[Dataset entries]
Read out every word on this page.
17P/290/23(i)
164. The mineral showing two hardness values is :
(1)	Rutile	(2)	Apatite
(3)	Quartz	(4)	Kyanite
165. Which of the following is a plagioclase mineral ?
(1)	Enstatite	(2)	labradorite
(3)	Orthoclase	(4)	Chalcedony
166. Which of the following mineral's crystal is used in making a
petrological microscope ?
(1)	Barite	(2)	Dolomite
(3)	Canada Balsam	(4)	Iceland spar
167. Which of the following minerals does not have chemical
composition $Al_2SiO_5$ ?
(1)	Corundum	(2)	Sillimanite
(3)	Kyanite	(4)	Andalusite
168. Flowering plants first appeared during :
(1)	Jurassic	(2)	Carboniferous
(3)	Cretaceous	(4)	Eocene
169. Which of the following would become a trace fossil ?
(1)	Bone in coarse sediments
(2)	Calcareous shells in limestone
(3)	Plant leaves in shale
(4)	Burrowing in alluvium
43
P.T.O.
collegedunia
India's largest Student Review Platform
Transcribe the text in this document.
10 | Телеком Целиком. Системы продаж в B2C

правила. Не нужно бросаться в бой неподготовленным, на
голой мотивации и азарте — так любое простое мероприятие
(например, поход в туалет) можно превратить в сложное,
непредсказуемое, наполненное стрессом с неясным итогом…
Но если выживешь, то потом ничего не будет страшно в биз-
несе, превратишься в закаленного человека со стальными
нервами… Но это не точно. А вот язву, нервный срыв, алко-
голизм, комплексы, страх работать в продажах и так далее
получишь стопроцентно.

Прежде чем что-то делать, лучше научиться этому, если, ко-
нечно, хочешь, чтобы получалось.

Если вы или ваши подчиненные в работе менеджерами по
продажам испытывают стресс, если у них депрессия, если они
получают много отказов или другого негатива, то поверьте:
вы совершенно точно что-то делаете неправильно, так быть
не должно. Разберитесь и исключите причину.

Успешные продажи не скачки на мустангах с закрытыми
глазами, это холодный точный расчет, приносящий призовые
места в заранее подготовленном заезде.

Task description = Nothing should be left out: repeat all of the data exactly.

Solution below =
Read out every word on this page.
17P/290/23(i)
164. The mineral showing two hardness values is :
(1)	Rutile	(2)	Apatite
(3)	Quartz	(4)	Kyanite
165. Which of the following is a plagioclase mineral ?
(1)	Enstatite	(2)	labradorite
(3)	Orthoclase	(4)	Chalcedony
166. Which of the following mineral's crystal is used in making a
petrological microscope ?
(1)	Barite	(2)	Dolomite
(3)	Canada Balsam	(4)	Iceland spar
167. Which of the following minerals does not have chemical
composition $Al_2SiO_5$ ?
(1)	Corundum	(2)	Sillimanite
(3)	Kyanite	(4)	Andalusite
168. Flowering plants first appeared during :
(1)	Jurassic	(2)	Carboniferous
(3)	Cretaceous	(4)	Eocene
169. Which of the following would become a trace fossil ?
(1)	Bone in coarse sediments
(2)	Calcareous shells in limestone
(3)	Plant leaves in shale
(4)	Burrowing in alluvium
43
P.T.O.
collegedunia
India's largest Student Review Platform
Transcribe the text in this document.
10 | Телеком Целиком. Системы продаж в B2C

правила. Не нужно бросаться в бой неподготовленным, на
голой мотивации и азарте — так любое простое мероприятие
(например, поход в туалет) можно превратить в сложное,
непредсказуемое, наполненное стрессом с неясным итогом…
Но если выживешь, то потом ничего не будет страшно в биз-
несе, превратишься в закаленного человека со стальными
нервами… Но это не точно. А вот язву, нервный срыв, алко-
голизм, комплексы, страх работать в продажах и так далее
получишь стопроцентно.

Прежде чем что-то делать, лучше научиться этому, если, ко-
нечно, хочешь, чтобы получалось.

Если вы или ваши подчиненные в работе менеджерами по
продажам испытывают стресс, если у них депрессия, если они
получают много отказов или другого негатива, то поверьте:
вы совершенно точно что-то делаете неправильно, так быть
не должно. Разберитесь и исключите причину.

Успешные продажи не скачки на мустангах с закрытыми
глазами, это холодный точный расчет, приносящий призовые
места в заранее подготовленном заезде.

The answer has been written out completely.